* _EXERCISE DIRECTIONS_
Reproduce all records exactly.

* _PROVIDED DATA_
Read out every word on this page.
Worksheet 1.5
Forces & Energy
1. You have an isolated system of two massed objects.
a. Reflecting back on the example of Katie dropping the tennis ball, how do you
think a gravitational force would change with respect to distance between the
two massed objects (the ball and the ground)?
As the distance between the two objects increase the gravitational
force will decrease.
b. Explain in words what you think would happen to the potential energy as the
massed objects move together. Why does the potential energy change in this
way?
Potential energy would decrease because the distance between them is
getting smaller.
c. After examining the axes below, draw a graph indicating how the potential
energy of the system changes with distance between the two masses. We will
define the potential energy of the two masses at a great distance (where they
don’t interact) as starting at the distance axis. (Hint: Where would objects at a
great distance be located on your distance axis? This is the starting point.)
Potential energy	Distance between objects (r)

* _RESPONSE FOR THIS EXERCISE_
Read out every word on this page.
Worksheet 1.5
Forces & Energy
1. You have an isolated system of two massed objects.
a. Reflecting back on the example of Katie dropping the tennis ball, how do you
think a gravitational force would change with respect to distance between the
two massed objects (the ball and the ground)?
As the distance between the two objects increase the gravitational
force will decrease.
b. Explain in words what you think would happen to the potential energy as the
massed objects move together. Why does the potential energy change in this
way?
Potential energy would decrease because the distance between them is
getting smaller.
c. After examining the axes below, draw a graph indicating how the potential
energy of the system changes with distance between the two masses. We will
define the potential energy of the two masses at a great distance (where they
don’t interact) as starting at the distance axis. (Hint: Where would objects at a
great distance be located on your distance axis? This is the starting point.)
Potential energy	Distance between objects (r)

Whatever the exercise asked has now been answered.